What to work on:
From the entries that follow, pick out all lines holding "Mobile".

Saved entries:
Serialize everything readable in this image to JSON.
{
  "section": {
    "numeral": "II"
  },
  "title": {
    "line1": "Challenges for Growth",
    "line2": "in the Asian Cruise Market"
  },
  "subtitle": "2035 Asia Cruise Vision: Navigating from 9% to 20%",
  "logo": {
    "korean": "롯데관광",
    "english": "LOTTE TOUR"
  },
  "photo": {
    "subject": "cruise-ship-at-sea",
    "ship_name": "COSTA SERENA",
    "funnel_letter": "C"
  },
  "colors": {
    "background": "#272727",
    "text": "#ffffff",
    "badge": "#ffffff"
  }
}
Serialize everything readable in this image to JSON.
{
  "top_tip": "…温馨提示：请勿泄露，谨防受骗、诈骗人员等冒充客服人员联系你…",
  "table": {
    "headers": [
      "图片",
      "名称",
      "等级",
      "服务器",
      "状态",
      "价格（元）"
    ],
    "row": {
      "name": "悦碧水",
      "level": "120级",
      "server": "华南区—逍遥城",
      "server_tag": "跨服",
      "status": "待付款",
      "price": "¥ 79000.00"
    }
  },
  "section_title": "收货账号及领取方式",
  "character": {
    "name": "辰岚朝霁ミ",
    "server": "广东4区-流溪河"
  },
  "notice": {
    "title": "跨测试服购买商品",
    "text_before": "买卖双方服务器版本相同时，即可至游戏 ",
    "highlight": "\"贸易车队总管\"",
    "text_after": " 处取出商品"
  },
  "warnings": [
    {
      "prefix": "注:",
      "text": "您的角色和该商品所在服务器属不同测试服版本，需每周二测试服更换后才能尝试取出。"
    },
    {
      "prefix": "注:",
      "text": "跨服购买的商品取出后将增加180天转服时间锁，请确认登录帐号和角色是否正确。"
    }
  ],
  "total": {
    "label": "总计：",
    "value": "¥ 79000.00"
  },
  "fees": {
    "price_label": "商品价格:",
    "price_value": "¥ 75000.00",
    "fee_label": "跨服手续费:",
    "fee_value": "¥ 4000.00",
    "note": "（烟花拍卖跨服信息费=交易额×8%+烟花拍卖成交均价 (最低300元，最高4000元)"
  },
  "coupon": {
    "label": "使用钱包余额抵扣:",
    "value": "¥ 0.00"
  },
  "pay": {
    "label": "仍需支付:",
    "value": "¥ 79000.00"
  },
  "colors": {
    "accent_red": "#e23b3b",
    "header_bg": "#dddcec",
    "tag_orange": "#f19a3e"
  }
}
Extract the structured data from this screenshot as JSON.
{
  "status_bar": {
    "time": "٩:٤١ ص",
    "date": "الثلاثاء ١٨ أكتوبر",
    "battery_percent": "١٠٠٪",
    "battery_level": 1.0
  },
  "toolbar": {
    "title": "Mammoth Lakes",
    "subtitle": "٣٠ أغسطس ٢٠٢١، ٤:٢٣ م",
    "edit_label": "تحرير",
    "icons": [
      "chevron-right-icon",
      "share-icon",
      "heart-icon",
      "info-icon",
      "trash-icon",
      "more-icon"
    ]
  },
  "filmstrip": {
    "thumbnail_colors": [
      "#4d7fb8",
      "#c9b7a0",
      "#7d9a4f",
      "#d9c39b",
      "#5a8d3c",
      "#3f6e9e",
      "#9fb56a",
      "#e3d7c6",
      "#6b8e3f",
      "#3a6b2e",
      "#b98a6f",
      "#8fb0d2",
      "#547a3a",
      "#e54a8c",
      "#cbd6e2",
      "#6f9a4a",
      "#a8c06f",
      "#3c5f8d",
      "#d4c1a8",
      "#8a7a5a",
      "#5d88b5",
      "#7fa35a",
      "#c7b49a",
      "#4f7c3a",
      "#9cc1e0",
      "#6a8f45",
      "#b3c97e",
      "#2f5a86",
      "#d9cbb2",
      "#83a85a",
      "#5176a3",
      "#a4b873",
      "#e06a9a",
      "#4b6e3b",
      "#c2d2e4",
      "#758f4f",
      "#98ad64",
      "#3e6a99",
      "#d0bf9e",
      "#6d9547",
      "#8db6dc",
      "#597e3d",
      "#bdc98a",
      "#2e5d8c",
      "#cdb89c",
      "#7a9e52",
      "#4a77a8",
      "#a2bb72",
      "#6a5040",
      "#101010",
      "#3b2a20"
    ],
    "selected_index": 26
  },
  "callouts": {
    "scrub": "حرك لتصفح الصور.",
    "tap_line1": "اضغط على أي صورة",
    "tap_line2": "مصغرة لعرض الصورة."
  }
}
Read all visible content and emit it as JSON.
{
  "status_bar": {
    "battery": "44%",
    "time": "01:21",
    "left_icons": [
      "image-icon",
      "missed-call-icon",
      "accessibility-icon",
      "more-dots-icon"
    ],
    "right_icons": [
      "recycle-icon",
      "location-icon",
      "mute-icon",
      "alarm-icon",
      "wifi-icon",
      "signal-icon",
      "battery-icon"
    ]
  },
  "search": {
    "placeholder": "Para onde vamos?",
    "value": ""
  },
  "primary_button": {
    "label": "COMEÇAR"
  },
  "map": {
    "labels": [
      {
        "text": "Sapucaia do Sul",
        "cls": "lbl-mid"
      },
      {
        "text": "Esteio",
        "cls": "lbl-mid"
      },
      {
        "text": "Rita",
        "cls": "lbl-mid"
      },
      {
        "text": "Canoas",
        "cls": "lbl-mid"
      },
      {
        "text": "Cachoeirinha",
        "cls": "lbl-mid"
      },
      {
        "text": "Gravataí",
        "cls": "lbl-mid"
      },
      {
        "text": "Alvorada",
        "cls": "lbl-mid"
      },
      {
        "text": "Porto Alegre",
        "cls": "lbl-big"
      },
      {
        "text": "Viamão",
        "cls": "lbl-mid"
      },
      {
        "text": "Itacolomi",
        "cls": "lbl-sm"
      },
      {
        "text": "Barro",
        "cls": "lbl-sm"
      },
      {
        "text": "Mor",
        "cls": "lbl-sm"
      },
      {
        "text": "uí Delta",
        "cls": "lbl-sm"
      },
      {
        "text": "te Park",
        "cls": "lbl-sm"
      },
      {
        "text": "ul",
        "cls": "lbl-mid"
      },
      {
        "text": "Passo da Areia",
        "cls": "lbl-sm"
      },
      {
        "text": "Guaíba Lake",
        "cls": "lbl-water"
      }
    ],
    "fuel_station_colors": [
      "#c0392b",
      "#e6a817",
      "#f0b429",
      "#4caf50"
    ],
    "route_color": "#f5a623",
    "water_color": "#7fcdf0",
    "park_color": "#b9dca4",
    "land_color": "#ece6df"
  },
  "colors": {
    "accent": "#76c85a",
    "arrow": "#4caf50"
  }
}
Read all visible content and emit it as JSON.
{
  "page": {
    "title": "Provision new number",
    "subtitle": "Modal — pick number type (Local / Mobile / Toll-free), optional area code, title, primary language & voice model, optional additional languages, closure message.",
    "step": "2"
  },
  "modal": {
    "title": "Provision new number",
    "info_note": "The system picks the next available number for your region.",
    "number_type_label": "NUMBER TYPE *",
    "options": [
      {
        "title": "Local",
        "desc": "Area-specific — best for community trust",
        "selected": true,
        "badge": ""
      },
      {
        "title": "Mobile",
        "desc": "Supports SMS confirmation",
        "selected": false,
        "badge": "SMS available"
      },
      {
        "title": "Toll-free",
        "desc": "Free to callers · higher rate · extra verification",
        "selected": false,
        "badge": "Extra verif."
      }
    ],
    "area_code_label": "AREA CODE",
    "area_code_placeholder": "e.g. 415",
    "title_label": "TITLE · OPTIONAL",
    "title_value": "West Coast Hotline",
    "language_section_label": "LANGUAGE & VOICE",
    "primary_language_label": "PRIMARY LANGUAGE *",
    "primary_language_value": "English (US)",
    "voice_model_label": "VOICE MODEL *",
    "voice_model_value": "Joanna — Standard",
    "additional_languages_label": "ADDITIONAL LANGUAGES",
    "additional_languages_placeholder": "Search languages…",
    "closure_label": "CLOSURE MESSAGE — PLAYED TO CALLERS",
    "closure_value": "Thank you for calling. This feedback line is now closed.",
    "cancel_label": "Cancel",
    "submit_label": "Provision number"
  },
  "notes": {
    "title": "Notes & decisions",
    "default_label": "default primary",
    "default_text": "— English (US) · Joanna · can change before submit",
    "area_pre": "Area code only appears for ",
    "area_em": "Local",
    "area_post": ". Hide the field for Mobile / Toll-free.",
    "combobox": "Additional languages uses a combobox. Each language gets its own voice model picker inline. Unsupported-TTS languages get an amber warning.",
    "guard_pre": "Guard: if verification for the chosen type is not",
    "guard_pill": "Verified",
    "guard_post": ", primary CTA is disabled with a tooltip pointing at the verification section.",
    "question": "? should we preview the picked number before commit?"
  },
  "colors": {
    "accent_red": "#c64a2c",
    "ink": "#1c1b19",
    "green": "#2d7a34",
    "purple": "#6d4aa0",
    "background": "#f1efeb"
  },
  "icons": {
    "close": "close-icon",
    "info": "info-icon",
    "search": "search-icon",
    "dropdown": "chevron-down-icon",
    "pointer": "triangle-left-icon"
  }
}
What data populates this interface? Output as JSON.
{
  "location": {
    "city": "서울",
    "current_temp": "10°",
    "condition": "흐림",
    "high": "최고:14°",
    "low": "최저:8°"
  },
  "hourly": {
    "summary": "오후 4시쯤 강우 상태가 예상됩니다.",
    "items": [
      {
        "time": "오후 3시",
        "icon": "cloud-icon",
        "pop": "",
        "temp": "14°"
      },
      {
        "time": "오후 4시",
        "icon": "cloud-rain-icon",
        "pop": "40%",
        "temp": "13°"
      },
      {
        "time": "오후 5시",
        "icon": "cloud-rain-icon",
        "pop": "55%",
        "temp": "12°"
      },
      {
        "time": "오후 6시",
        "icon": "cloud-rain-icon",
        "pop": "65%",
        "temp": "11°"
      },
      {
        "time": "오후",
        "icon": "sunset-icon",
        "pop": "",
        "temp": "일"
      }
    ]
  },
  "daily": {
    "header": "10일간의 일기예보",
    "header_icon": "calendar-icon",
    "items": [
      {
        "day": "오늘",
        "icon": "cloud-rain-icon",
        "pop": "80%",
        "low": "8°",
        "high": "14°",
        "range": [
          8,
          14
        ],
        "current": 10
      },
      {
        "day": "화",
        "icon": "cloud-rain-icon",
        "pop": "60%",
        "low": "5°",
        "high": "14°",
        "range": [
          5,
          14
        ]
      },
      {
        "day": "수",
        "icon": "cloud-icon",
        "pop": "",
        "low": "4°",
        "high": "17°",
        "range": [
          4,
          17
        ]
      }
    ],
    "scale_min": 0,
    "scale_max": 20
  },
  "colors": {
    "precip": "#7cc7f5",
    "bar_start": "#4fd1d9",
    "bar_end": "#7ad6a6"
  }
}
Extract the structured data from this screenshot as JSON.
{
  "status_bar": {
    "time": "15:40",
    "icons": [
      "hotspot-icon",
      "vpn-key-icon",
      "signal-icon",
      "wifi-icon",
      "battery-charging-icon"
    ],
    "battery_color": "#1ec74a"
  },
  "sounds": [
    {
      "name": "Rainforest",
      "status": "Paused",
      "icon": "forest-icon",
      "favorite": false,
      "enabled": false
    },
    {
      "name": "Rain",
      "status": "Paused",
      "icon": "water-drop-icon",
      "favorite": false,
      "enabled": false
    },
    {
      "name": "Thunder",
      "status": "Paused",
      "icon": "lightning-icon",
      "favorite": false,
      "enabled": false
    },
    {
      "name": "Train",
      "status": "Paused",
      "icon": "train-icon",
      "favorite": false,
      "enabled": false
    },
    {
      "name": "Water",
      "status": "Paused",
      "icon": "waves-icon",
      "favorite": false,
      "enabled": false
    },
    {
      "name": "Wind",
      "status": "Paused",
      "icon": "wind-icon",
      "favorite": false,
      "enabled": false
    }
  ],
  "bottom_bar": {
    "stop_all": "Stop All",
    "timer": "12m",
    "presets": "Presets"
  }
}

Worked answer:
    "subtitle": "Modal — pick number type (Local / Mobile / Toll-free), optional area code, title, primary language & voice model, optional additional languages, closure message.",
        "title": "Mobile",
    "area_post": ". Hide the field for Mobile / Toll-free.",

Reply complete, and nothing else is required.